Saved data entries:

::::

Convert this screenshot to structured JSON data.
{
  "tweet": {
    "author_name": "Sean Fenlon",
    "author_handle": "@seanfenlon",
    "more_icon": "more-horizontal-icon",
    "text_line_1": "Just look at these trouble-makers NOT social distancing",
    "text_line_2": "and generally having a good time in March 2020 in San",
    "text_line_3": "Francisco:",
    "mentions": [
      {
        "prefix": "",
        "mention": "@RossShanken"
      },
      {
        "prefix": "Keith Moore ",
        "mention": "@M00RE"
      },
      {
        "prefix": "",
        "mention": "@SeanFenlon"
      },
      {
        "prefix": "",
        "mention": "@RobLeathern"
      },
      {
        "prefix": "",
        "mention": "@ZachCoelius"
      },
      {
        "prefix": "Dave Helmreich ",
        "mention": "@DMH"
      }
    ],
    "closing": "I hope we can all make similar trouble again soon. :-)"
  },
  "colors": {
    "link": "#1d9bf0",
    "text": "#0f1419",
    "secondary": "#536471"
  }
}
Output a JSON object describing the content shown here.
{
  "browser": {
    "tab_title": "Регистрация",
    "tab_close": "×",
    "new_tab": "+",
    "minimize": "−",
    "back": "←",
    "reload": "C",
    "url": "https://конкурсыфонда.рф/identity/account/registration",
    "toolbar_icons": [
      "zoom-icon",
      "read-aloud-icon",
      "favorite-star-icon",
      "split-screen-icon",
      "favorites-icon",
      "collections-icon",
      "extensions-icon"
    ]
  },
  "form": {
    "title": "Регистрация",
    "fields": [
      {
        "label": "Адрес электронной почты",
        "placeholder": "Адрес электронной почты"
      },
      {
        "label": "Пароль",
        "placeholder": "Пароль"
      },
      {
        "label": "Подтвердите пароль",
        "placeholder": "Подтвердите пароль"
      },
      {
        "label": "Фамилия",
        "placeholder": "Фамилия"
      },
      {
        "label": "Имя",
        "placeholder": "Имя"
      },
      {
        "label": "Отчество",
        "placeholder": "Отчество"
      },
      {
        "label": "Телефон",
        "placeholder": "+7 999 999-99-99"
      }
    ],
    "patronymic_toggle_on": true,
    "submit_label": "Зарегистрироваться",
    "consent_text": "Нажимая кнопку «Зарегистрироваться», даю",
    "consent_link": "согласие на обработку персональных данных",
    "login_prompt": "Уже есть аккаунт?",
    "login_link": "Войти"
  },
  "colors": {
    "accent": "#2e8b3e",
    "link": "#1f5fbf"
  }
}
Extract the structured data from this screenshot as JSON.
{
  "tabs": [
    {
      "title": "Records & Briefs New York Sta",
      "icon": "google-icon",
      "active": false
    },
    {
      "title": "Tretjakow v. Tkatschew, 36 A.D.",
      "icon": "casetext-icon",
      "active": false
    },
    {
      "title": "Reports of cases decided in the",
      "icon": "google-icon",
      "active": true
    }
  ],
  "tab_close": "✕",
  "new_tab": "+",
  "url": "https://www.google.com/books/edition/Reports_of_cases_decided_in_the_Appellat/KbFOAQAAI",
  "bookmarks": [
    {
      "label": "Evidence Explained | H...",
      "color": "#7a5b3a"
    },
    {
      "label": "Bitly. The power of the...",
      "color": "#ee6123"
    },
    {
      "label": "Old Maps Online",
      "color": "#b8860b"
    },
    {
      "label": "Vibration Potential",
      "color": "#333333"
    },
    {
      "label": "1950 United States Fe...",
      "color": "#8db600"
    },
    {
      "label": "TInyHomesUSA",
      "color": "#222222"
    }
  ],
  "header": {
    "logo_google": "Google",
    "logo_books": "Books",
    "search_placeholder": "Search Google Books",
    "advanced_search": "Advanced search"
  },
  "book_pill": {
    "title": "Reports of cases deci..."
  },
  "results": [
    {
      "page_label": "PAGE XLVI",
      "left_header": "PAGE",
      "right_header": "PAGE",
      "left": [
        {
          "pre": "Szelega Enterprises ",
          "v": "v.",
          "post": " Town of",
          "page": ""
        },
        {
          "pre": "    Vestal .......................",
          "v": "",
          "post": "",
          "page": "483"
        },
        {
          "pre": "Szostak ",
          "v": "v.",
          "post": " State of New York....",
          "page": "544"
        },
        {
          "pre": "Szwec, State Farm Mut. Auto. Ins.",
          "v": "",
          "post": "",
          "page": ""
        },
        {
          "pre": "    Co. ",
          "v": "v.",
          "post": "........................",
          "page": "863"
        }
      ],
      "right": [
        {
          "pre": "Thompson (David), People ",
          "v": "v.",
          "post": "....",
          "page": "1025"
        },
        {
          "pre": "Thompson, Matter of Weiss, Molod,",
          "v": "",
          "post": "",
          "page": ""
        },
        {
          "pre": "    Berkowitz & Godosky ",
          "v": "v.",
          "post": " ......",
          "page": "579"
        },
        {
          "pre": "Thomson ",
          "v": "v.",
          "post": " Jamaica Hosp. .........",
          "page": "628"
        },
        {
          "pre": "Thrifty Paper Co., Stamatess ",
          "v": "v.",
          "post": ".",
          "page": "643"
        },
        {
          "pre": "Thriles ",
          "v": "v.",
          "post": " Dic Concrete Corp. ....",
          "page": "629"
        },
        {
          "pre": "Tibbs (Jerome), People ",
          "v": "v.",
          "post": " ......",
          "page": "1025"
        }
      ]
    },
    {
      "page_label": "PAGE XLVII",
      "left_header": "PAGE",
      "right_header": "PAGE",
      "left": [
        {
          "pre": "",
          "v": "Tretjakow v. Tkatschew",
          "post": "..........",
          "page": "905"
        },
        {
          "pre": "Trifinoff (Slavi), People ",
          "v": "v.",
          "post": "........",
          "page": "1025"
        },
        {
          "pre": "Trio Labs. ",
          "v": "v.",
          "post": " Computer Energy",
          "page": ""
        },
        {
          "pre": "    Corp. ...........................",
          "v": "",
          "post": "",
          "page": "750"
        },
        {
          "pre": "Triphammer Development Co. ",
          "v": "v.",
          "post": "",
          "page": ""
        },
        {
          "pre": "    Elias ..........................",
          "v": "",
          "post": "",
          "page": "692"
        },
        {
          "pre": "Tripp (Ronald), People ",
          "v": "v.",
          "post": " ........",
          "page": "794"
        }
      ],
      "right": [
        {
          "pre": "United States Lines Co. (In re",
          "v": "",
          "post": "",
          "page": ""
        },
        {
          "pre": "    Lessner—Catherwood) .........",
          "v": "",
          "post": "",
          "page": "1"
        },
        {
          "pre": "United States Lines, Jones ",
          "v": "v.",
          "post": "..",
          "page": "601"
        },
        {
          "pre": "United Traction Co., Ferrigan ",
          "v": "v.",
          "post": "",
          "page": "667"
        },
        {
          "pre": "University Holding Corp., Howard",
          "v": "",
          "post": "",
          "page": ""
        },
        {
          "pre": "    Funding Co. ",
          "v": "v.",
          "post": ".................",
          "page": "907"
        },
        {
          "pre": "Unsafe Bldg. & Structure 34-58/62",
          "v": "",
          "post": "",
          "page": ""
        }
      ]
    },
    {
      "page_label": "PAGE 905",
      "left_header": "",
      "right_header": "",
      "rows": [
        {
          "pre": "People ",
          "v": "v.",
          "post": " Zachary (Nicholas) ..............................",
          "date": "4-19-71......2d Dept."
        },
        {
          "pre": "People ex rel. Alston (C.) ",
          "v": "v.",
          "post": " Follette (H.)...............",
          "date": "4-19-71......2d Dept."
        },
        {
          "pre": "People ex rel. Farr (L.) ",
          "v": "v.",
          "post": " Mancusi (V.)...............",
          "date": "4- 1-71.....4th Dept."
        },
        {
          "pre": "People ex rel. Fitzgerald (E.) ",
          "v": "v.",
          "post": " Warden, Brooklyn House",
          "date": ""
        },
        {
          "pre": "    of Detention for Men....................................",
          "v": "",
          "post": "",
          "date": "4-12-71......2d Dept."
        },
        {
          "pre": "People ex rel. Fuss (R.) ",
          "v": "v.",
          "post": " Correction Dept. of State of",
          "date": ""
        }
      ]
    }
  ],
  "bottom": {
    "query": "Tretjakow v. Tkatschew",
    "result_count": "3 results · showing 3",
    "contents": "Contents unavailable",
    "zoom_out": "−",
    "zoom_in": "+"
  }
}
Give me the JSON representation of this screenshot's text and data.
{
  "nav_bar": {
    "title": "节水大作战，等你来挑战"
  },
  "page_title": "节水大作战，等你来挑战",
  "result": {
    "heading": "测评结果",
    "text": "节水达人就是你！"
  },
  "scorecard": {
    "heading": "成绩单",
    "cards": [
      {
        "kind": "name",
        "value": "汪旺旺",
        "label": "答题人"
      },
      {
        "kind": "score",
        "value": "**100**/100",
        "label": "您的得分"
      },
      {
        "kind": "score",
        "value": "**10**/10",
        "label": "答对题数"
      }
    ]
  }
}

::::

* Directions *
Gather and return every line that holds the string "Отчество".

* Completed task *
        "label": "Отчество",
        "placeholder": "Отчество"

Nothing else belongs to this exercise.